Dataset entries on figures:
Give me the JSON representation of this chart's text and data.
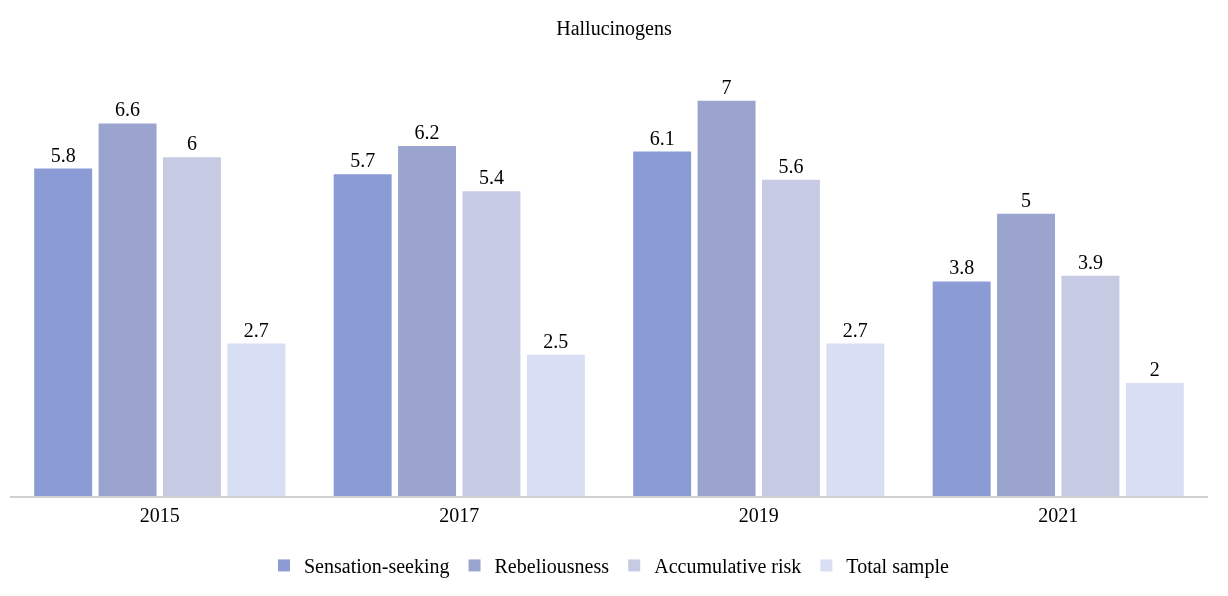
{
  "chart_data": {
    "type": "bar",
    "title": "Hallucinogens",
    "categories": [
      "2015",
      "2017",
      "2019",
      "2021"
    ],
    "series": [
      {
        "name": "Sensation-seeking",
        "color": "#8a9bd5",
        "values": [
          5.8,
          5.7,
          6.1,
          3.8
        ]
      },
      {
        "name": "Rebeliousness",
        "color": "#9ba4cf",
        "values": [
          6.6,
          6.2,
          7,
          5
        ]
      },
      {
        "name": "Accumulative risk",
        "color": "#c6cbe3",
        "values": [
          6,
          5.4,
          5.6,
          3.9
        ]
      },
      {
        "name": "Total sample",
        "color": "#d8def4",
        "values": [
          2.7,
          2.5,
          2.7,
          2
        ]
      }
    ],
    "data_labels": true,
    "grid": false,
    "legend": "bottom"
  }
}
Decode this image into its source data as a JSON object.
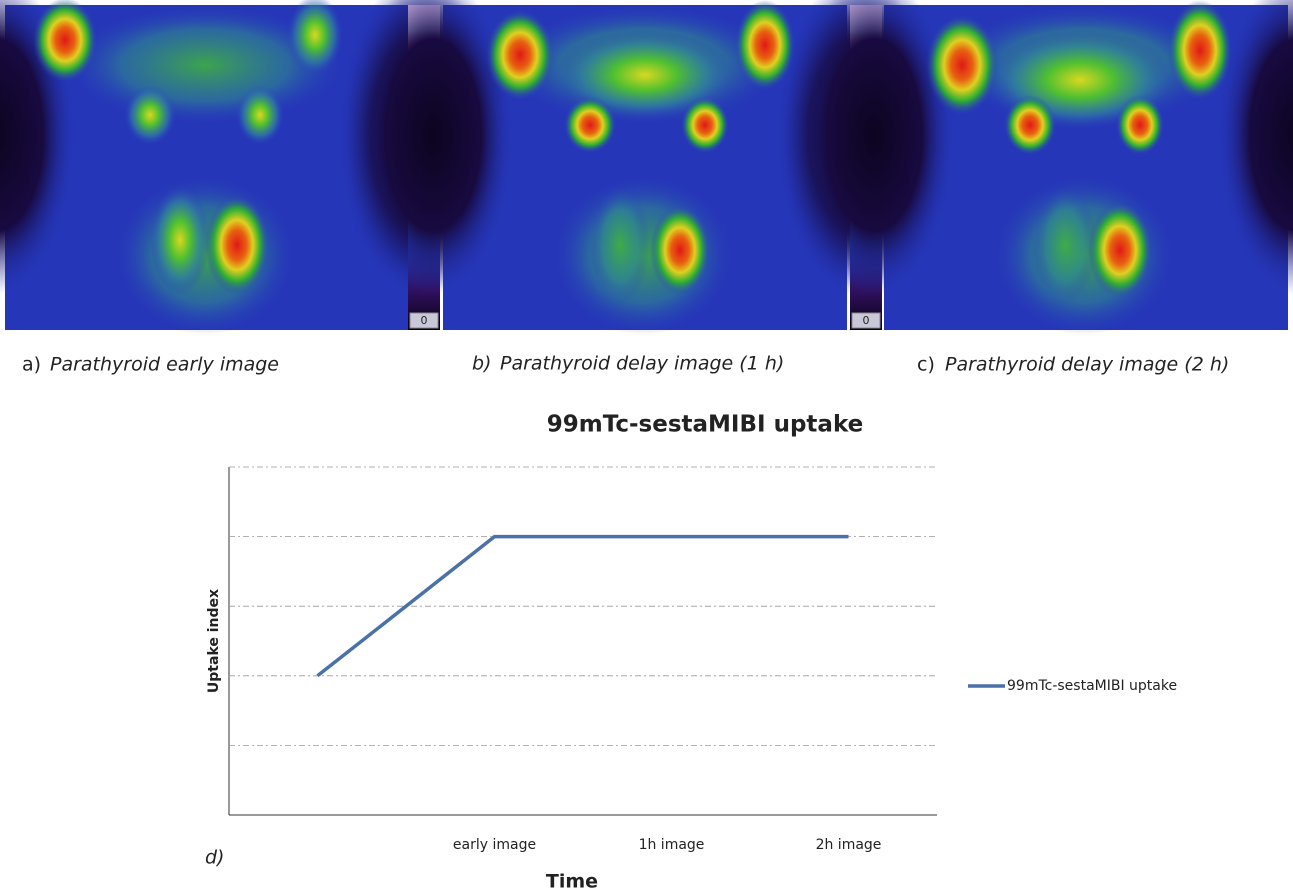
{
  "panels": [
    {
      "label": "a)",
      "caption": "Parathyroid early image",
      "colorbar_min": 0
    },
    {
      "label": "b)",
      "caption": "Parathyroid delay image (1 h)",
      "colorbar_min": 0
    },
    {
      "label": "c)",
      "caption": "Parathyroid delay image (2 h)"
    }
  ],
  "chart_data": {
    "type": "line",
    "title": "99mTc-sestaMIBI uptake",
    "panel_label": "d)",
    "x_label": "Time",
    "y_label": "Uptake index",
    "categories": [
      null,
      "early image",
      "1h image",
      "2h image"
    ],
    "series": [
      {
        "name": "99mTc-sestaMIBI uptake",
        "color": "#4a72a8",
        "values": [
          2,
          4,
          4,
          4
        ]
      }
    ],
    "ylim": [
      0,
      5
    ],
    "yticks": [
      1,
      2,
      3,
      4,
      5
    ],
    "ytick_labels": false,
    "grid": true,
    "legend": "right"
  }
}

| Work to do |
Skip the pictures; extract only the lines from the line with "Decode this image" through the final line of the material, exactly as they appear.

| Answer to this exercise |
Decode this image into its source data as a JSON object.
{
  "panels": [
    {
      "label": "a)",
      "caption": "Parathyroid early image",
      "colorbar_min": 0
    },
    {
      "label": "b)",
      "caption": "Parathyroid delay image (1 h)",
      "colorbar_min": 0
    },
    {
      "label": "c)",
      "caption": "Parathyroid delay image (2 h)"
    }
  ],
  "chart_data": {
    "type": "line",
    "title": "99mTc-sestaMIBI uptake",
    "panel_label": "d)",
    "x_label": "Time",
    "y_label": "Uptake index",
    "categories": [
      null,
      "early image",
      "1h image",
      "2h image"
    ],
    "series": [
      {
        "name": "99mTc-sestaMIBI uptake",
        "color": "#4a72a8",
        "values": [
          2,
          4,
          4,
          4
        ]
      }
    ],
    "ylim": [
      0,
      5
    ],
    "yticks": [
      1,
      2,
      3,
      4,
      5
    ],
    "ytick_labels": false,
    "grid": true,
    "legend": "right"
  }
}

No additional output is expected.